- _Directions_: Type out the material below exactly.

(Stored data)

— START —

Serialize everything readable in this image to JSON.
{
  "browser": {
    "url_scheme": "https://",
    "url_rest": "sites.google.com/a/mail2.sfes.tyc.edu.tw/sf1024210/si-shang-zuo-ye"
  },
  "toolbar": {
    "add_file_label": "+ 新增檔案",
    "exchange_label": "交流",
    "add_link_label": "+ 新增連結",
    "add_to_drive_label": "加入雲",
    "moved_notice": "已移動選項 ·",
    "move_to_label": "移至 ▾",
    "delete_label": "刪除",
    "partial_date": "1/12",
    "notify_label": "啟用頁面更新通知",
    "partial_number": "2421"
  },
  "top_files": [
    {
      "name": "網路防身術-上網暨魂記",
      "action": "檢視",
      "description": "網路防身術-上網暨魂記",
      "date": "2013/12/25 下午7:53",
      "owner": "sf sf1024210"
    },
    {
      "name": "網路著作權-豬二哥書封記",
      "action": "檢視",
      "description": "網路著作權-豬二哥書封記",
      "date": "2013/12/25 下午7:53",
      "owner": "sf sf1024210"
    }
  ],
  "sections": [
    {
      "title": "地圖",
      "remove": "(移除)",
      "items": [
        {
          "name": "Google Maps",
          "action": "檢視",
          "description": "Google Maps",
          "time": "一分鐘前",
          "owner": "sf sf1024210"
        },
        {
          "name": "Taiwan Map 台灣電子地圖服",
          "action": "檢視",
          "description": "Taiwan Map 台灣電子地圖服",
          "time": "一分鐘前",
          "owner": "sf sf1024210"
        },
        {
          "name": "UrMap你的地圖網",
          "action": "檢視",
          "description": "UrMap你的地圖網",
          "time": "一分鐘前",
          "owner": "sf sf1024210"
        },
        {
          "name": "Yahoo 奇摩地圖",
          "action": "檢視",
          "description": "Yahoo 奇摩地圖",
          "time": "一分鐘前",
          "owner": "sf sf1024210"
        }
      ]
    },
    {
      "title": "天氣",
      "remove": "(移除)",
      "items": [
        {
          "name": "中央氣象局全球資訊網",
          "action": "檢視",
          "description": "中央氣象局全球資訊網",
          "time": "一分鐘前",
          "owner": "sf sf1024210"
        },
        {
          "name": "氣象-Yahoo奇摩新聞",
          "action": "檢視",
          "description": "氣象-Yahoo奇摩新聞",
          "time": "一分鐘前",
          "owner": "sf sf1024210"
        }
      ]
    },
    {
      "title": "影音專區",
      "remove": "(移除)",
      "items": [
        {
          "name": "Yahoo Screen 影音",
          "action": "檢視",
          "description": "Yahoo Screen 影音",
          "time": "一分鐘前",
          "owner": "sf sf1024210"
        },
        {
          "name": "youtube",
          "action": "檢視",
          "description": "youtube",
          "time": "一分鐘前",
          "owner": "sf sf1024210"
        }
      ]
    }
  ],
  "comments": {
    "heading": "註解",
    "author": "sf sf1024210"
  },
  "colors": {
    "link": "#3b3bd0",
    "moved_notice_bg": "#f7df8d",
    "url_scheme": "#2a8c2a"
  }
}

— END —

- _Result below_:
Serialize everything readable in this image to JSON.
{
  "browser": {
    "url_scheme": "https://",
    "url_rest": "sites.google.com/a/mail2.sfes.tyc.edu.tw/sf1024210/si-shang-zuo-ye"
  },
  "toolbar": {
    "add_file_label": "+ 新增檔案",
    "exchange_label": "交流",
    "add_link_label": "+ 新增連結",
    "add_to_drive_label": "加入雲",
    "moved_notice": "已移動選項 ·",
    "move_to_label": "移至 ▾",
    "delete_label": "刪除",
    "partial_date": "1/12",
    "notify_label": "啟用頁面更新通知",
    "partial_number": "2421"
  },
  "top_files": [
    {
      "name": "網路防身術-上網暨魂記",
      "action": "檢視",
      "description": "網路防身術-上網暨魂記",
      "date": "2013/12/25 下午7:53",
      "owner": "sf sf1024210"
    },
    {
      "name": "網路著作權-豬二哥書封記",
      "action": "檢視",
      "description": "網路著作權-豬二哥書封記",
      "date": "2013/12/25 下午7:53",
      "owner": "sf sf1024210"
    }
  ],
  "sections": [
    {
      "title": "地圖",
      "remove": "(移除)",
      "items": [
        {
          "name": "Google Maps",
          "action": "檢視",
          "description": "Google Maps",
          "time": "一分鐘前",
          "owner": "sf sf1024210"
        },
        {
          "name": "Taiwan Map 台灣電子地圖服",
          "action": "檢視",
          "description": "Taiwan Map 台灣電子地圖服",
          "time": "一分鐘前",
          "owner": "sf sf1024210"
        },
        {
          "name": "UrMap你的地圖網",
          "action": "檢視",
          "description": "UrMap你的地圖網",
          "time": "一分鐘前",
          "owner": "sf sf1024210"
        },
        {
          "name": "Yahoo 奇摩地圖",
          "action": "檢視",
          "description": "Yahoo 奇摩地圖",
          "time": "一分鐘前",
          "owner": "sf sf1024210"
        }
      ]
    },
    {
      "title": "天氣",
      "remove": "(移除)",
      "items": [
        {
          "name": "中央氣象局全球資訊網",
          "action": "檢視",
          "description": "中央氣象局全球資訊網",
          "time": "一分鐘前",
          "owner": "sf sf1024210"
        },
        {
          "name": "氣象-Yahoo奇摩新聞",
          "action": "檢視",
          "description": "氣象-Yahoo奇摩新聞",
          "time": "一分鐘前",
          "owner": "sf sf1024210"
        }
      ]
    },
    {
      "title": "影音專區",
      "remove": "(移除)",
      "items": [
        {
          "name": "Yahoo Screen 影音",
          "action": "檢視",
          "description": "Yahoo Screen 影音",
          "time": "一分鐘前",
          "owner": "sf sf1024210"
        },
        {
          "name": "youtube",
          "action": "檢視",
          "description": "youtube",
          "time": "一分鐘前",
          "owner": "sf sf1024210"
        }
      ]
    }
  ],
  "comments": {
    "heading": "註解",
    "author": "sf sf1024210"
  },
  "colors": {
    "link": "#3b3bd0",
    "moved_notice_bg": "#f7df8d",
    "url_scheme": "#2a8c2a"
  }
}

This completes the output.